--- Start Records ---

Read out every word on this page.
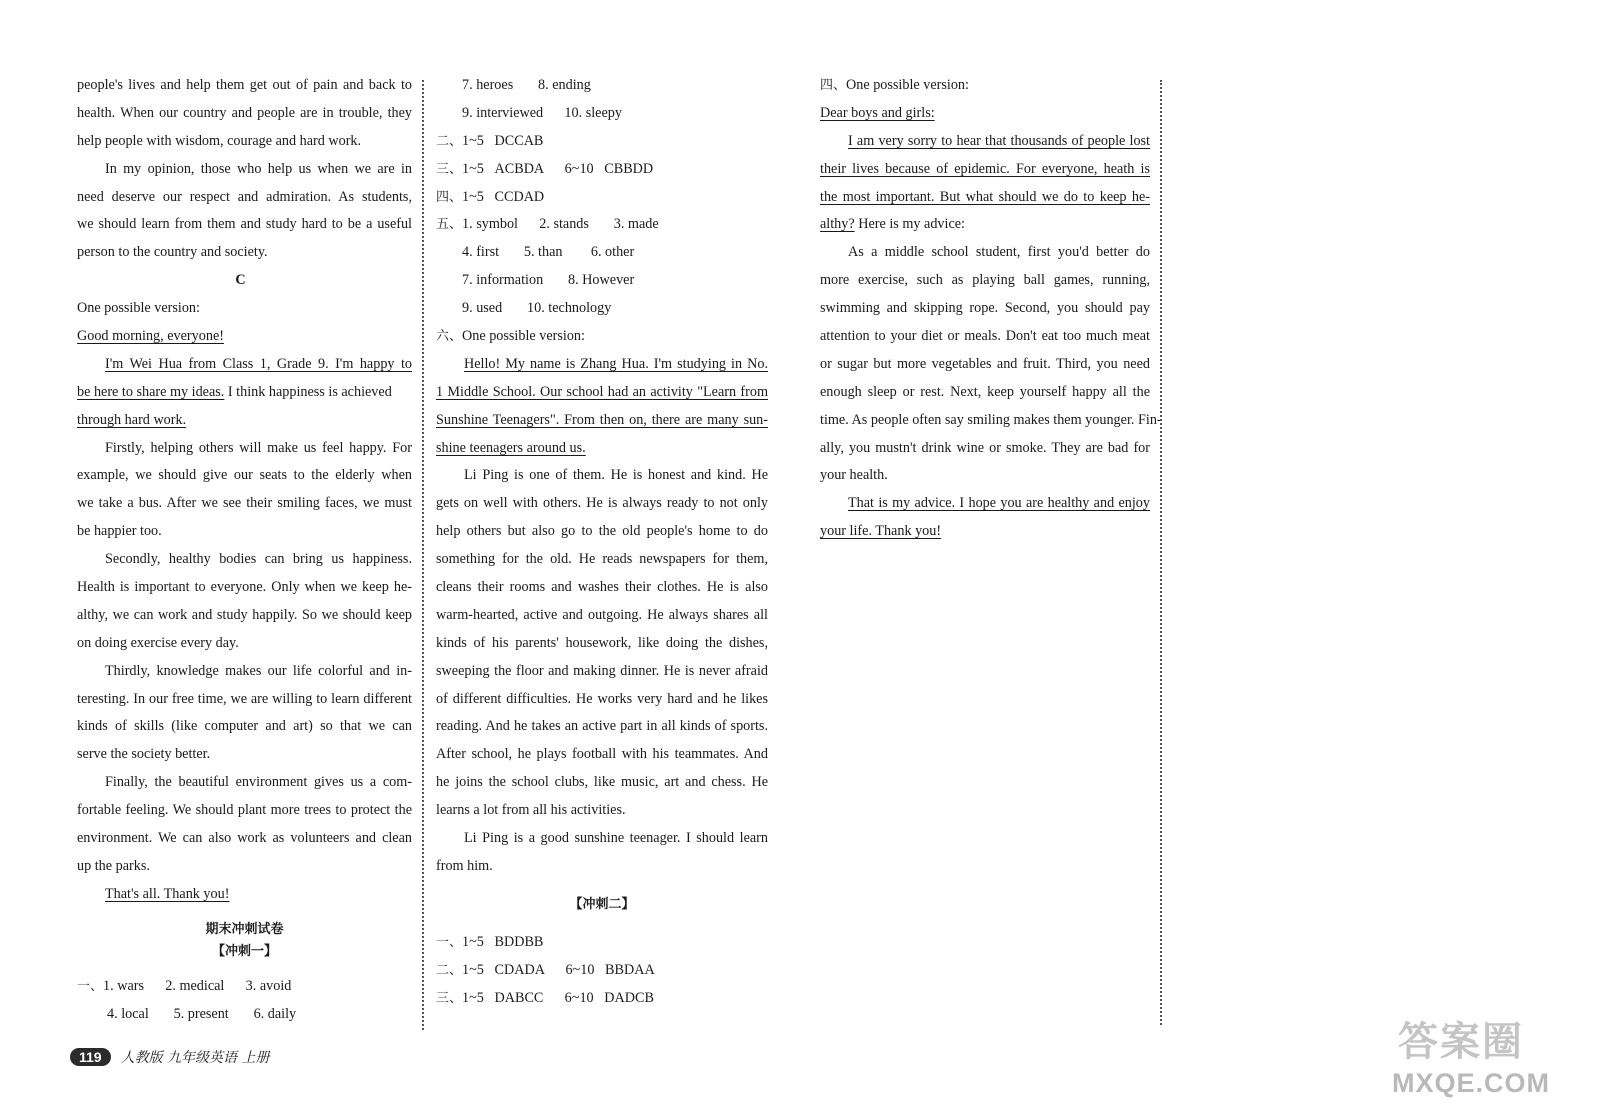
people's lives and help them get out of pain and back to
health. When our country and people are in trouble, they
help people with wisdom, courage and hard work.
In my opinion, those who help us when we are in
need deserve our respect and admiration. As students,
we should learn from them and study hard to be a useful
person to the country and society.
C
One possible version:
Good morning, everyone!
I'm Wei Hua from Class 1, Grade 9. I'm happy to
be here to share my ideas. I think happiness is achieved
through hard work.
Firstly, helping others will make us feel happy. For
example, we should give our seats to the elderly when
we take a bus. After we see their smiling faces, we must
be happier too.
Secondly, healthy bodies can bring us happiness.
Health is important to everyone. Only when we keep he-
althy, we can work and study happily. So we should keep
on doing exercise every day.
Thirdly, knowledge makes our life colorful and in-
teresting. In our free time, we are willing to learn different
kinds of skills (like computer and art) so that we can
serve the society better.
Finally, the beautiful environment gives us a com-
fortable feeling. We should plant more trees to protect the
environment. We can also work as volunteers and clean
up the parks.
That's all. Thank you!
期末冲刺试卷
【冲刺一】
一、1. wars      2. medical      3. avoid
4. local       5. present       6. daily
7. heroes       8. ending
9. interviewed      10. sleepy
二、1~5   DCCAB
三、1~5   ACBDA      6~10   CBBDD
四、1~5   CCDAD
五、1. symbol      2. stands       3. made
4. first       5. than        6. other
7. information       8. However
9. used       10. technology
六、One possible version:
Hello! My name is Zhang Hua. I'm studying in No.
1 Middle School. Our school had an activity "Learn from
Sunshine Teenagers". From then on, there are many sun-
shine teenagers around us.
Li Ping is one of them. He is honest and kind. He
gets on well with others. He is always ready to not only
help others but also go to the old people's home to do
something for the old. He reads newspapers for them,
cleans their rooms and washes their clothes. He is also
warm-hearted, active and outgoing. He always shares all
kinds of his parents' housework, like doing the dishes,
sweeping the floor and making dinner. He is never afraid
of different difficulties. He works very hard and he likes
reading. And he takes an active part in all kinds of sports.
After school, he plays football with his teammates. And
he joins the school clubs, like music, art and chess. He
learns a lot from all his activities.
Li Ping is a good sunshine teenager. I should learn
from him.
【冲刺二】
一、1~5   BDDBB
二、1~5   CDADA      6~10   BBDAA
三、1~5   DABCC      6~10   DADCB
四、One possible version:
Dear boys and girls:
I am very sorry to hear that thousands of people lost
their lives because of epidemic. For everyone, heath is
the most important. But what should we do to keep he-
althy? Here is my advice:
As a middle school student, first you'd better do
more exercise, such as playing ball games, running,
swimming and skipping rope. Second, you should pay
attention to your diet or meals. Don't eat too much meat
or sugar but more vegetables and fruit. Third, you need
enough sleep or rest. Next, keep yourself happy all the
time. As people often say smiling makes them younger. Fin-
ally, you mustn't drink wine or smoke. They are bad for
your health.
That is my advice. I hope you are healthy and enjoy
your life. Thank you!
119	人教版 九年级英语 上册	答案圈
MXQE.COM
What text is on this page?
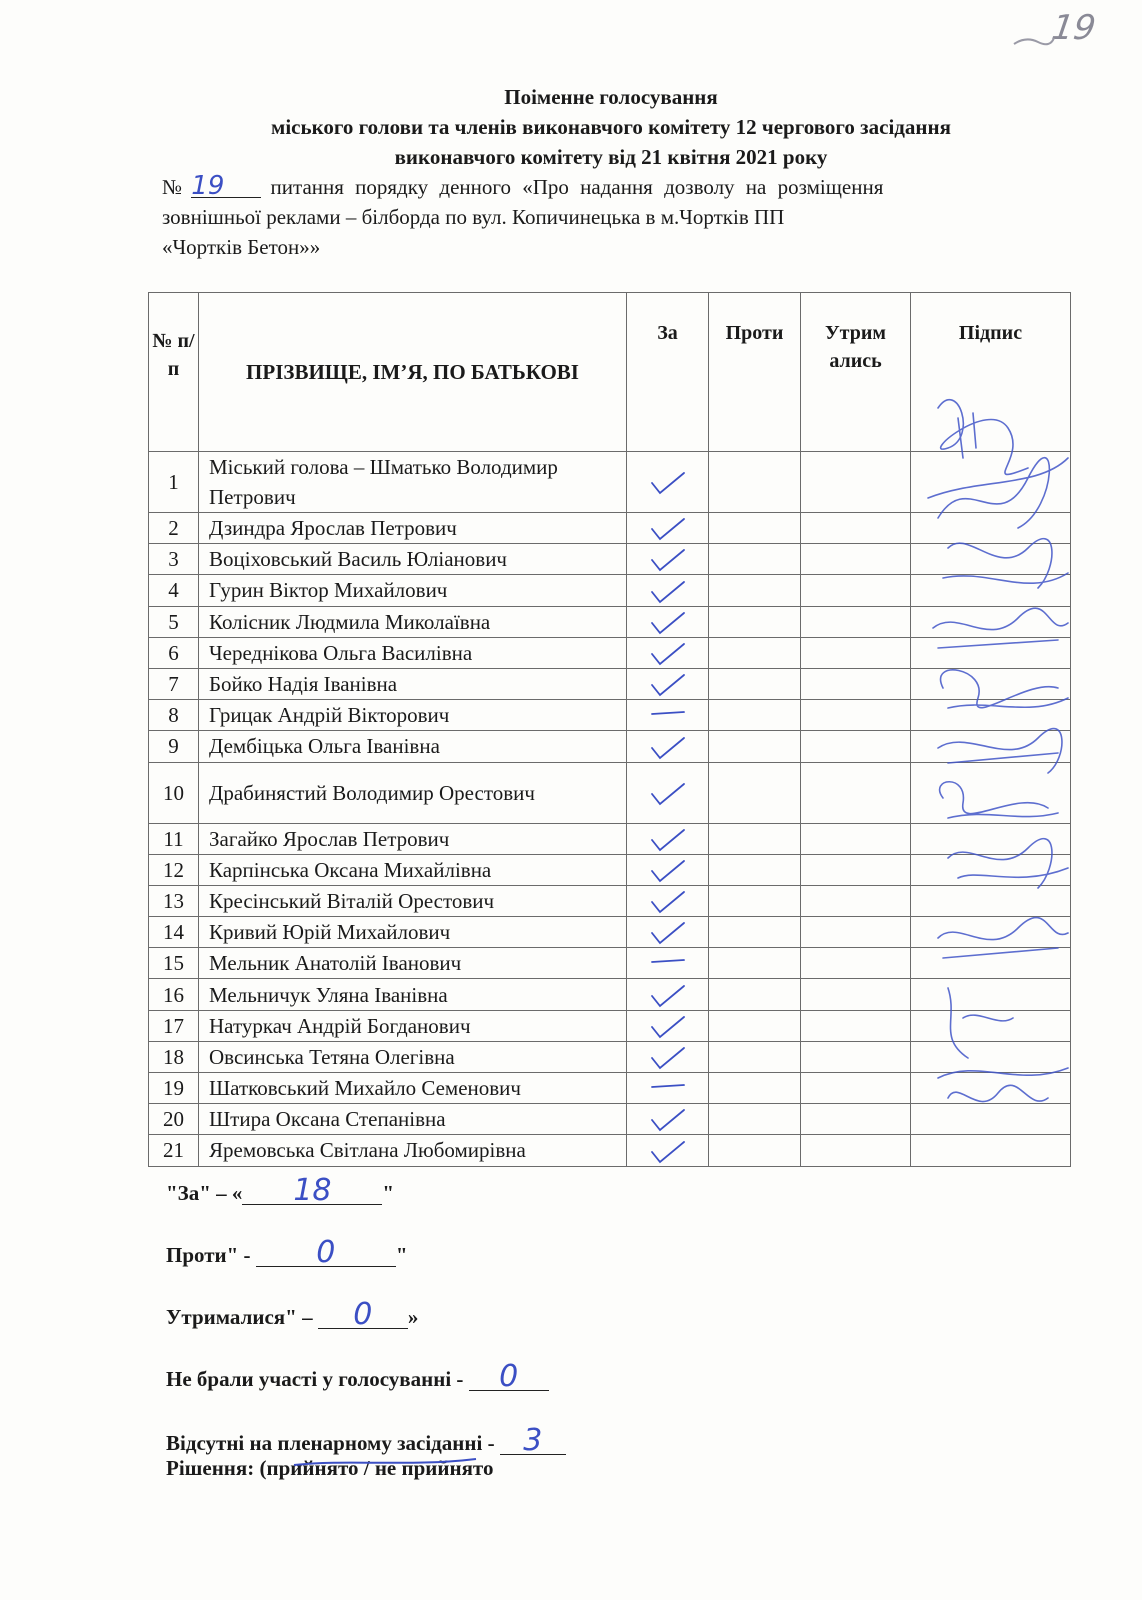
19
Поіменне голосування
міського голови та членів виконавчого комітету 12 чергового засідання
виконавчого комітету від 21 квітня 2021 року
№ 19 питання порядку денного «Про надання дозволу на розміщення
зовнішньої реклами – білборда по вул. Копичинецька в м.Чортків ПП
«Чортків Бетон»»
№ п/п	ПРІЗВИЩЕ, ІМ’Я, ПО БАТЬКОВІ	За	Проти	Утрим ались	Підпис
1	Міський голова – Шматько Володимир Петрович				
2	Дзиндра Ярослав Петрович				
3	Воціховський Василь Юліанович				
4	Гурин Віктор Михайлович				
5	Колісник Людмила Миколаївна				
6	Череднікова Ольга Василівна				
7	Бойко Надія Іванівна				
8	Грицак Андрій Вікторович				
9	Дембіцька Ольга Іванівна				
10	Драбинястий Володимир Орестович				
11	Загайко Ярослав Петрович				
12	Карпінська Оксана Михайлівна				
13	Кресінський Віталій Орестович				
14	Кривий Юрій Михайлович				
15	Мельник Анатолій Іванович				
16	Мельничук Уляна Іванівна				
17	Натуркач Андрій Богданович				
18	Овсинська Тетяна Олегівна				
19	Шатковський Михайло Семенович				
20	Штира Оксана Степанівна				
21	Яремовська Світлана Любомирівна				
"За" – « 18 "
Проти" - 0	"
Утрималися" – 0 »
Не брали участі у голосуванні - 0
Відсутні на пленарному засіданні - 3
Рішення: (прийнято / не прийнято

--- End Records ---

▶ Directions
Copy every record above exactly, leaving out the pictures.

▶ Result below
Read out every word on this page.
people's lives and help them get out of pain and back to
health. When our country and people are in trouble, they
help people with wisdom, courage and hard work.
In my opinion, those who help us when we are in
need deserve our respect and admiration. As students,
we should learn from them and study hard to be a useful
person to the country and society.
C
One possible version:
Good morning, everyone!
I'm Wei Hua from Class 1, Grade 9. I'm happy to
be here to share my ideas. I think happiness is achieved
through hard work.
Firstly, helping others will make us feel happy. For
example, we should give our seats to the elderly when
we take a bus. After we see their smiling faces, we must
be happier too.
Secondly, healthy bodies can bring us happiness.
Health is important to everyone. Only when we keep he-
althy, we can work and study happily. So we should keep
on doing exercise every day.
Thirdly, knowledge makes our life colorful and in-
teresting. In our free time, we are willing to learn different
kinds of skills (like computer and art) so that we can
serve the society better.
Finally, the beautiful environment gives us a com-
fortable feeling. We should plant more trees to protect the
environment. We can also work as volunteers and clean
up the parks.
That's all. Thank you!
期末冲刺试卷
【冲刺一】
一、1. wars      2. medical      3. avoid
4. local       5. present       6. daily
7. heroes       8. ending
9. interviewed      10. sleepy
二、1~5   DCCAB
三、1~5   ACBDA      6~10   CBBDD
四、1~5   CCDAD
五、1. symbol      2. stands       3. made
4. first       5. than        6. other
7. information       8. However
9. used       10. technology
六、One possible version:
Hello! My name is Zhang Hua. I'm studying in No.
1 Middle School. Our school had an activity "Learn from
Sunshine Teenagers". From then on, there are many sun-
shine teenagers around us.
Li Ping is one of them. He is honest and kind. He
gets on well with others. He is always ready to not only
help others but also go to the old people's home to do
something for the old. He reads newspapers for them,
cleans their rooms and washes their clothes. He is also
warm-hearted, active and outgoing. He always shares all
kinds of his parents' housework, like doing the dishes,
sweeping the floor and making dinner. He is never afraid
of different difficulties. He works very hard and he likes
reading. And he takes an active part in all kinds of sports.
After school, he plays football with his teammates. And
he joins the school clubs, like music, art and chess. He
learns a lot from all his activities.
Li Ping is a good sunshine teenager. I should learn
from him.
【冲刺二】
一、1~5   BDDBB
二、1~5   CDADA      6~10   BBDAA
三、1~5   DABCC      6~10   DADCB
四、One possible version:
Dear boys and girls:
I am very sorry to hear that thousands of people lost
their lives because of epidemic. For everyone, heath is
the most important. But what should we do to keep he-
althy? Here is my advice:
As a middle school student, first you'd better do
more exercise, such as playing ball games, running,
swimming and skipping rope. Second, you should pay
attention to your diet or meals. Don't eat too much meat
or sugar but more vegetables and fruit. Third, you need
enough sleep or rest. Next, keep yourself happy all the
time. As people often say smiling makes them younger. Fin-
ally, you mustn't drink wine or smoke. They are bad for
your health.
That is my advice. I hope you are healthy and enjoy
your life. Thank you!
119	人教版 九年级英语 上册	答案圈
MXQE.COM
What text is on this page?
19
Поіменне голосування
міського голови та членів виконавчого комітету 12 чергового засідання
виконавчого комітету від 21 квітня 2021 року
№ 19 питання порядку денного «Про надання дозволу на розміщення
зовнішньої реклами – білборда по вул. Копичинецька в м.Чортків ПП
«Чортків Бетон»»
№ п/п	ПРІЗВИЩЕ, ІМ’Я, ПО БАТЬКОВІ	За	Проти	Утрим ались	Підпис
1	Міський голова – Шматько Володимир Петрович				
2	Дзиндра Ярослав Петрович				
3	Воціховський Василь Юліанович				
4	Гурин Віктор Михайлович				
5	Колісник Людмила Миколаївна				
6	Череднікова Ольга Василівна				
7	Бойко Надія Іванівна				
8	Грицак Андрій Вікторович				
9	Дембіцька Ольга Іванівна				
10	Драбинястий Володимир Орестович				
11	Загайко Ярослав Петрович				
12	Карпінська Оксана Михайлівна				
13	Кресінський Віталій Орестович				
14	Кривий Юрій Михайлович				
15	Мельник Анатолій Іванович				
16	Мельничук Уляна Іванівна				
17	Натуркач Андрій Богданович				
18	Овсинська Тетяна Олегівна				
19	Шатковський Михайло Семенович				
20	Штира Оксана Степанівна				
21	Яремовська Світлана Любомирівна				
"За" – « 18 "
Проти" - 0	"
Утрималися" – 0 »
Не брали участі у голосуванні - 0
Відсутні на пленарному засіданні - 3
Рішення: (прийнято / не прийнято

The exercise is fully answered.